What you will do
Provide an exact transcription of all the records.
>> begin Material for the task
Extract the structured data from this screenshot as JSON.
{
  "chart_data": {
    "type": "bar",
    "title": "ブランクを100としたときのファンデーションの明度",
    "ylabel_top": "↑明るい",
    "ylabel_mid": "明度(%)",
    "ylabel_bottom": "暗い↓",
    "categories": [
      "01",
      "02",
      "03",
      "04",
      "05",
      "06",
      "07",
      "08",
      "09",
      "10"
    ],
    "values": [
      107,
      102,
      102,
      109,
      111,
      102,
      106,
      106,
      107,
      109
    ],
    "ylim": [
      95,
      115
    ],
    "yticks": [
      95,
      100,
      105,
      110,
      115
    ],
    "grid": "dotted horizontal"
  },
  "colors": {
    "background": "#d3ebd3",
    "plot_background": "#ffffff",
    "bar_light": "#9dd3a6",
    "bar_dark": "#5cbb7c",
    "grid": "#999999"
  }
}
>> end Material for the task
Answer to this task
Extract the structured data from this screenshot as JSON.
{
  "chart_data": {
    "type": "bar",
    "title": "ブランクを100としたときのファンデーションの明度",
    "ylabel_top": "↑明るい",
    "ylabel_mid": "明度(%)",
    "ylabel_bottom": "暗い↓",
    "categories": [
      "01",
      "02",
      "03",
      "04",
      "05",
      "06",
      "07",
      "08",
      "09",
      "10"
    ],
    "values": [
      107,
      102,
      102,
      109,
      111,
      102,
      106,
      106,
      107,
      109
    ],
    "ylim": [
      95,
      115
    ],
    "yticks": [
      95,
      100,
      105,
      110,
      115
    ],
    "grid": "dotted horizontal"
  },
  "colors": {
    "background": "#d3ebd3",
    "plot_background": "#ffffff",
    "bar_light": "#9dd3a6",
    "bar_dark": "#5cbb7c",
    "grid": "#999999"
  }
}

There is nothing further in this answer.